**Stated exercise**
Copy out the listing that follows, exactly, without its pictures.

━━━━━━━━━━━━━━━━━━━━

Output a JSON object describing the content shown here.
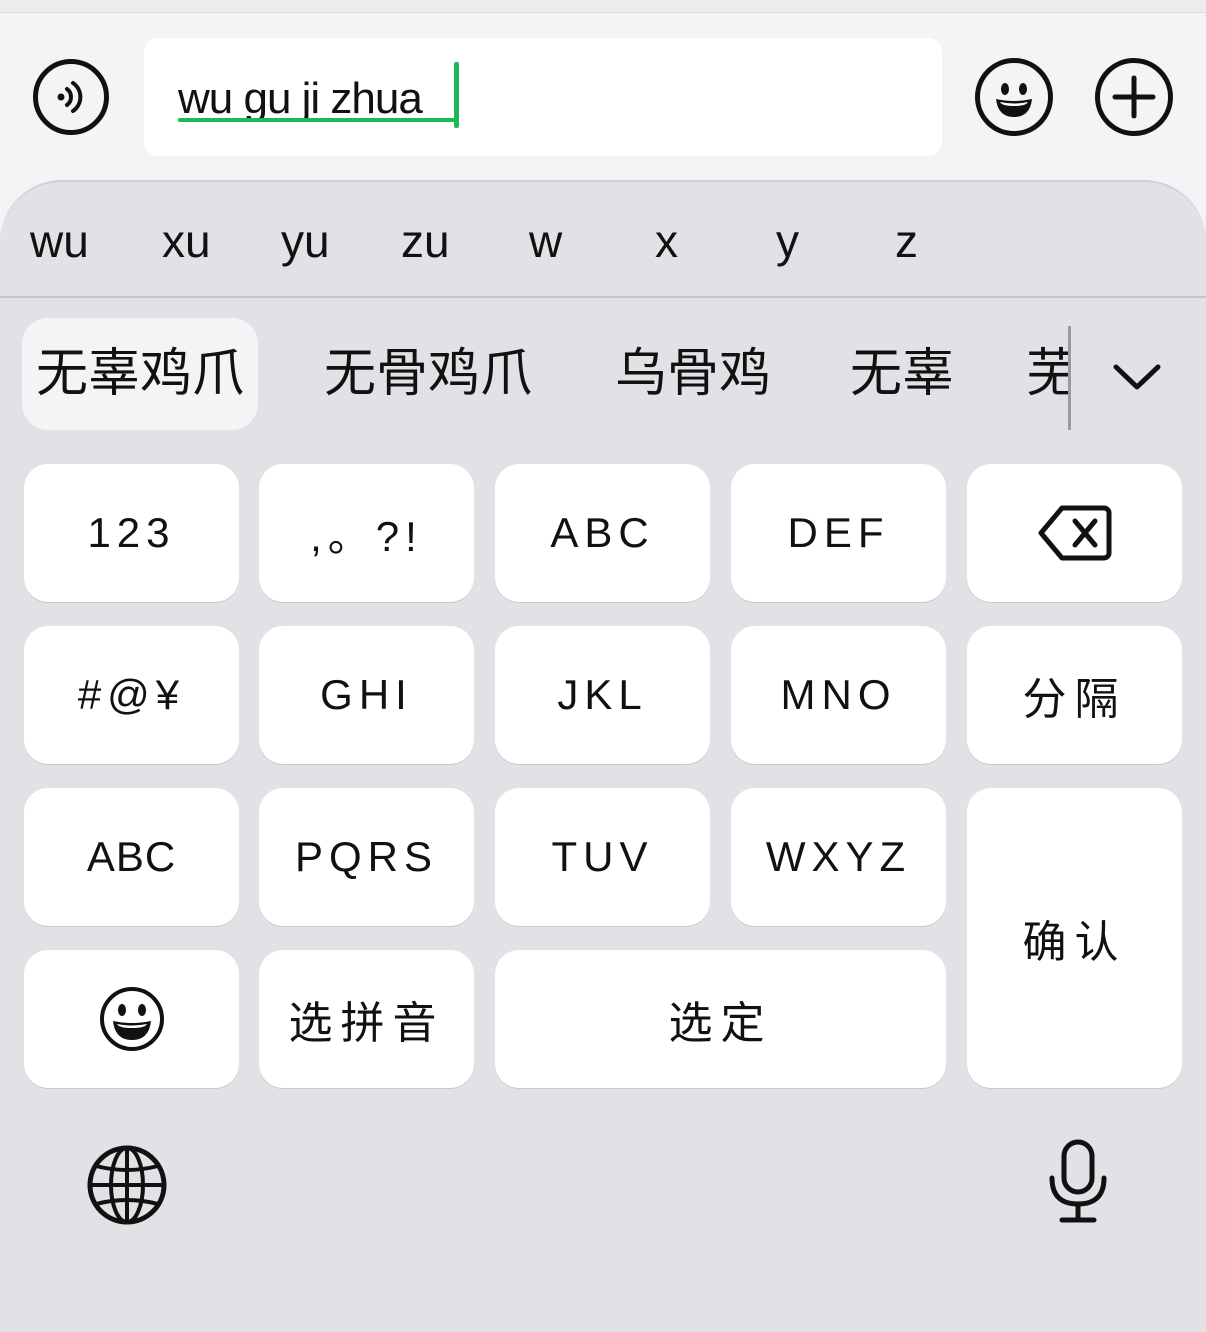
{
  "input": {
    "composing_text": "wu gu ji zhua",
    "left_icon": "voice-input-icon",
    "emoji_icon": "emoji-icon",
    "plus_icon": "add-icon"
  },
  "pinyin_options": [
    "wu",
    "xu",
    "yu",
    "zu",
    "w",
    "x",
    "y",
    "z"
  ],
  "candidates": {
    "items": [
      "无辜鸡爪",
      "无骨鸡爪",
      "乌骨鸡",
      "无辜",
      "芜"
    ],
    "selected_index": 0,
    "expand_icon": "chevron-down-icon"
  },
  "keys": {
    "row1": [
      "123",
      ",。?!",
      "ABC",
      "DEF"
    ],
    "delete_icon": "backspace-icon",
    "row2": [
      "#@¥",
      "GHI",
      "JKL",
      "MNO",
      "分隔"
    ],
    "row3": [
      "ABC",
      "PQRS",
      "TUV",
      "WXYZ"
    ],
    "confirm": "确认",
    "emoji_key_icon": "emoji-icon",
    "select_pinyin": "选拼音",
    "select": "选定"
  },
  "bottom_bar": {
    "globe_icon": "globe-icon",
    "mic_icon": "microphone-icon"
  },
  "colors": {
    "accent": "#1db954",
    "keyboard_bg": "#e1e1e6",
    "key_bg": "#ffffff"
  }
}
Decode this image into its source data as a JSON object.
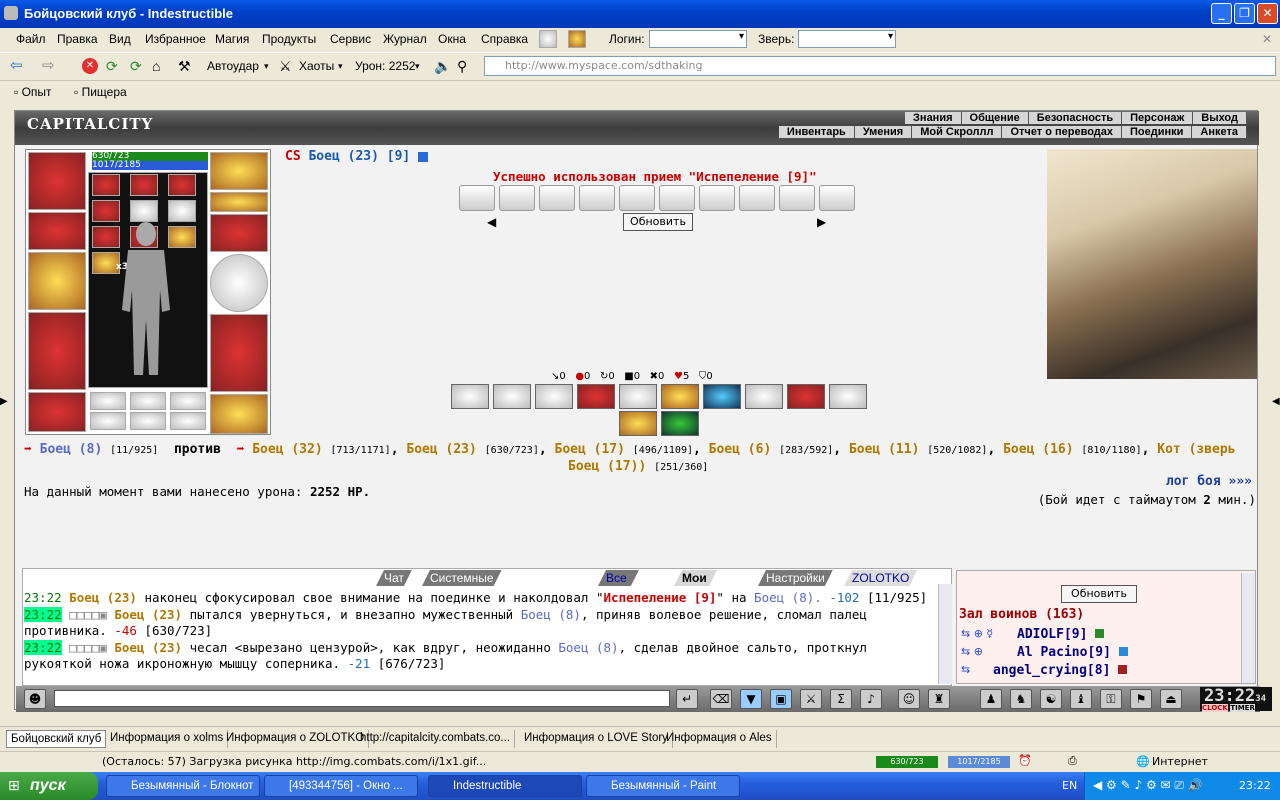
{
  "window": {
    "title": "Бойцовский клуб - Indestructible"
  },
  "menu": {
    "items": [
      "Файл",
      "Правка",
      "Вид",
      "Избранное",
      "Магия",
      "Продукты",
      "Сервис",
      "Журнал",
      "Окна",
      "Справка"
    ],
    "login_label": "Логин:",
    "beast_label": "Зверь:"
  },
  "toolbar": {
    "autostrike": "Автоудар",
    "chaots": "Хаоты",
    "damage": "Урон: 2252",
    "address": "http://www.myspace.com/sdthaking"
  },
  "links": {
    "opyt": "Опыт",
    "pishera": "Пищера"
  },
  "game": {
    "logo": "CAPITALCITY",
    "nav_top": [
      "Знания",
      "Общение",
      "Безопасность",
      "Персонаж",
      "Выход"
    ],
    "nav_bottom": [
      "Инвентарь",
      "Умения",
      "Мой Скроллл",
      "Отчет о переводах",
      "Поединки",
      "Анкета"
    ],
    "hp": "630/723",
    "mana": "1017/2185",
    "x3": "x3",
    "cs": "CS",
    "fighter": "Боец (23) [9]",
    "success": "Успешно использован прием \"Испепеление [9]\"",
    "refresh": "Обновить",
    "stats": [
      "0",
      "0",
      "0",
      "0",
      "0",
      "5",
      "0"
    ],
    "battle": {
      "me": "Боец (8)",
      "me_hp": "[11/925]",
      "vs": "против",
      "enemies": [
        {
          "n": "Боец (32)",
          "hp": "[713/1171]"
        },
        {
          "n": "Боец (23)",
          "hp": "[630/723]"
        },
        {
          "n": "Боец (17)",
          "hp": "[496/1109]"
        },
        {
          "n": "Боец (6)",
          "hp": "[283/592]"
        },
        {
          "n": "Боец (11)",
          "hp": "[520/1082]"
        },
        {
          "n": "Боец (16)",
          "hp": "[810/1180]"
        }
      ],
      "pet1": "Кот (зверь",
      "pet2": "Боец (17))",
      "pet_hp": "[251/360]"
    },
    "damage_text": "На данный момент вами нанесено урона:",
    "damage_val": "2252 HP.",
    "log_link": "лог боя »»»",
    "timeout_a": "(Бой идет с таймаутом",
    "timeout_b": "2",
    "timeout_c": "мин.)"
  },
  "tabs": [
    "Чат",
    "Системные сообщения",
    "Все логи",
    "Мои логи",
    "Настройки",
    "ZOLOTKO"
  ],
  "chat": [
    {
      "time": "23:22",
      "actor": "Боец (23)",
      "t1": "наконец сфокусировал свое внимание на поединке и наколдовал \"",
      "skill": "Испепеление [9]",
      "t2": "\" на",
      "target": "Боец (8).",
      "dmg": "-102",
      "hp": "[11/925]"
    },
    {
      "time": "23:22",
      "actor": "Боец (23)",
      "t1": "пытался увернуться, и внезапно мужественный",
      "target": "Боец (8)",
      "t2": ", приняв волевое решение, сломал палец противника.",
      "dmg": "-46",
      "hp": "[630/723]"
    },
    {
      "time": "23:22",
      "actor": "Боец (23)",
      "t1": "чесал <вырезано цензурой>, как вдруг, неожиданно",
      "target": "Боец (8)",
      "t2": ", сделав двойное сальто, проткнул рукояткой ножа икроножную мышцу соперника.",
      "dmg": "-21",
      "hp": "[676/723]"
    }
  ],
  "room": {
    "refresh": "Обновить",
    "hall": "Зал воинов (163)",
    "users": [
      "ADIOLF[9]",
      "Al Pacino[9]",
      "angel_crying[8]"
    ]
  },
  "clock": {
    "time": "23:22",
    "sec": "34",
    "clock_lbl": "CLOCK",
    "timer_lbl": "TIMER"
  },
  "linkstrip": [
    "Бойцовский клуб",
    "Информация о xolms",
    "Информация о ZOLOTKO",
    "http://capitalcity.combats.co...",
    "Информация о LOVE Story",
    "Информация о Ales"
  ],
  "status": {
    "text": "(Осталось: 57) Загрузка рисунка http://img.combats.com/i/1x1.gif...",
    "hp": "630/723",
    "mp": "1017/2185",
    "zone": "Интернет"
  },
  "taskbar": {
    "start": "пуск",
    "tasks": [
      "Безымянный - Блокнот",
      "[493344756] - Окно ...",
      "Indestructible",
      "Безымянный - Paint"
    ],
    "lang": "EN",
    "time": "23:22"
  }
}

━━━━━━━━━━━━━━━━━━━━

**Problem solution**
Output a JSON object describing the content shown here.
{
  "input": {
    "composing_text": "wu gu ji zhua",
    "left_icon": "voice-input-icon",
    "emoji_icon": "emoji-icon",
    "plus_icon": "add-icon"
  },
  "pinyin_options": [
    "wu",
    "xu",
    "yu",
    "zu",
    "w",
    "x",
    "y",
    "z"
  ],
  "candidates": {
    "items": [
      "无辜鸡爪",
      "无骨鸡爪",
      "乌骨鸡",
      "无辜",
      "芜"
    ],
    "selected_index": 0,
    "expand_icon": "chevron-down-icon"
  },
  "keys": {
    "row1": [
      "123",
      ",。?!",
      "ABC",
      "DEF"
    ],
    "delete_icon": "backspace-icon",
    "row2": [
      "#@¥",
      "GHI",
      "JKL",
      "MNO",
      "分隔"
    ],
    "row3": [
      "ABC",
      "PQRS",
      "TUV",
      "WXYZ"
    ],
    "confirm": "确认",
    "emoji_key_icon": "emoji-icon",
    "select_pinyin": "选拼音",
    "select": "选定"
  },
  "bottom_bar": {
    "globe_icon": "globe-icon",
    "mic_icon": "microphone-icon"
  },
  "colors": {
    "accent": "#1db954",
    "keyboard_bg": "#e1e1e6",
    "key_bg": "#ffffff"
  }
}
Decode this image into its source data as a JSON object.
{
  "window": {
    "title": "Бойцовский клуб - Indestructible"
  },
  "menu": {
    "items": [
      "Файл",
      "Правка",
      "Вид",
      "Избранное",
      "Магия",
      "Продукты",
      "Сервис",
      "Журнал",
      "Окна",
      "Справка"
    ],
    "login_label": "Логин:",
    "beast_label": "Зверь:"
  },
  "toolbar": {
    "autostrike": "Автоудар",
    "chaots": "Хаоты",
    "damage": "Урон: 2252",
    "address": "http://www.myspace.com/sdthaking"
  },
  "links": {
    "opyt": "Опыт",
    "pishera": "Пищера"
  },
  "game": {
    "logo": "CAPITALCITY",
    "nav_top": [
      "Знания",
      "Общение",
      "Безопасность",
      "Персонаж",
      "Выход"
    ],
    "nav_bottom": [
      "Инвентарь",
      "Умения",
      "Мой Скроллл",
      "Отчет о переводах",
      "Поединки",
      "Анкета"
    ],
    "hp": "630/723",
    "mana": "1017/2185",
    "x3": "x3",
    "cs": "CS",
    "fighter": "Боец (23) [9]",
    "success": "Успешно использован прием \"Испепеление [9]\"",
    "refresh": "Обновить",
    "stats": [
      "0",
      "0",
      "0",
      "0",
      "0",
      "5",
      "0"
    ],
    "battle": {
      "me": "Боец (8)",
      "me_hp": "[11/925]",
      "vs": "против",
      "enemies": [
        {
          "n": "Боец (32)",
          "hp": "[713/1171]"
        },
        {
          "n": "Боец (23)",
          "hp": "[630/723]"
        },
        {
          "n": "Боец (17)",
          "hp": "[496/1109]"
        },
        {
          "n": "Боец (6)",
          "hp": "[283/592]"
        },
        {
          "n": "Боец (11)",
          "hp": "[520/1082]"
        },
        {
          "n": "Боец (16)",
          "hp": "[810/1180]"
        }
      ],
      "pet1": "Кот (зверь",
      "pet2": "Боец (17))",
      "pet_hp": "[251/360]"
    },
    "damage_text": "На данный момент вами нанесено урона:",
    "damage_val": "2252 HP.",
    "log_link": "лог боя »»»",
    "timeout_a": "(Бой идет с таймаутом",
    "timeout_b": "2",
    "timeout_c": "мин.)"
  },
  "tabs": [
    "Чат",
    "Системные сообщения",
    "Все логи",
    "Мои логи",
    "Настройки",
    "ZOLOTKO"
  ],
  "chat": [
    {
      "time": "23:22",
      "actor": "Боец (23)",
      "t1": "наконец сфокусировал свое внимание на поединке и наколдовал \"",
      "skill": "Испепеление [9]",
      "t2": "\" на",
      "target": "Боец (8).",
      "dmg": "-102",
      "hp": "[11/925]"
    },
    {
      "time": "23:22",
      "actor": "Боец (23)",
      "t1": "пытался увернуться, и внезапно мужественный",
      "target": "Боец (8)",
      "t2": ", приняв волевое решение, сломал палец противника.",
      "dmg": "-46",
      "hp": "[630/723]"
    },
    {
      "time": "23:22",
      "actor": "Боец (23)",
      "t1": "чесал <вырезано цензурой>, как вдруг, неожиданно",
      "target": "Боец (8)",
      "t2": ", сделав двойное сальто, проткнул рукояткой ножа икроножную мышцу соперника.",
      "dmg": "-21",
      "hp": "[676/723]"
    }
  ],
  "room": {
    "refresh": "Обновить",
    "hall": "Зал воинов (163)",
    "users": [
      "ADIOLF[9]",
      "Al Pacino[9]",
      "angel_crying[8]"
    ]
  },
  "clock": {
    "time": "23:22",
    "sec": "34",
    "clock_lbl": "CLOCK",
    "timer_lbl": "TIMER"
  },
  "linkstrip": [
    "Бойцовский клуб",
    "Информация о xolms",
    "Информация о ZOLOTKO",
    "http://capitalcity.combats.co...",
    "Информация о LOVE Story",
    "Информация о Ales"
  ],
  "status": {
    "text": "(Осталось: 57) Загрузка рисунка http://img.combats.com/i/1x1.gif...",
    "hp": "630/723",
    "mp": "1017/2185",
    "zone": "Интернет"
  },
  "taskbar": {
    "start": "пуск",
    "tasks": [
      "Безымянный - Блокнот",
      "[493344756] - Окно ...",
      "Indestructible",
      "Безымянный - Paint"
    ],
    "lang": "EN",
    "time": "23:22"
  }
}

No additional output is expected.